Aim: Leave out the pictures and copy every record exactly.

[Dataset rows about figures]
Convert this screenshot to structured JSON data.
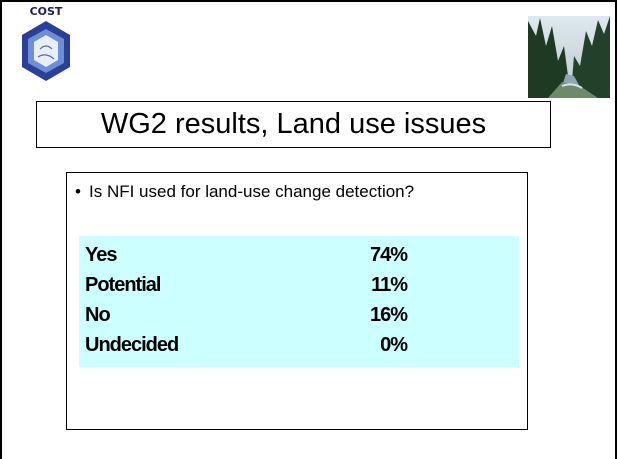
{
  "logo": {
    "text": "COST"
  },
  "title": "WG2 results, Land use issues",
  "bullet": "Is NFI used for land-use change detection?",
  "table": {
    "rows": [
      [
        "Yes",
        "74%"
      ],
      [
        "Potential",
        "11%"
      ],
      [
        "No",
        "16%"
      ],
      [
        "Undecided",
        "0%"
      ]
    ]
  }
}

Exercise output:
Convert this screenshot to structured JSON data.
{
  "logo": {
    "text": "COST"
  },
  "title": "WG2 results, Land use issues",
  "bullet": "Is NFI used for land-use change detection?",
  "table": {
    "rows": [
      [
        "Yes",
        "74%"
      ],
      [
        "Potential",
        "11%"
      ],
      [
        "No",
        "16%"
      ],
      [
        "Undecided",
        "0%"
      ]
    ]
  }
}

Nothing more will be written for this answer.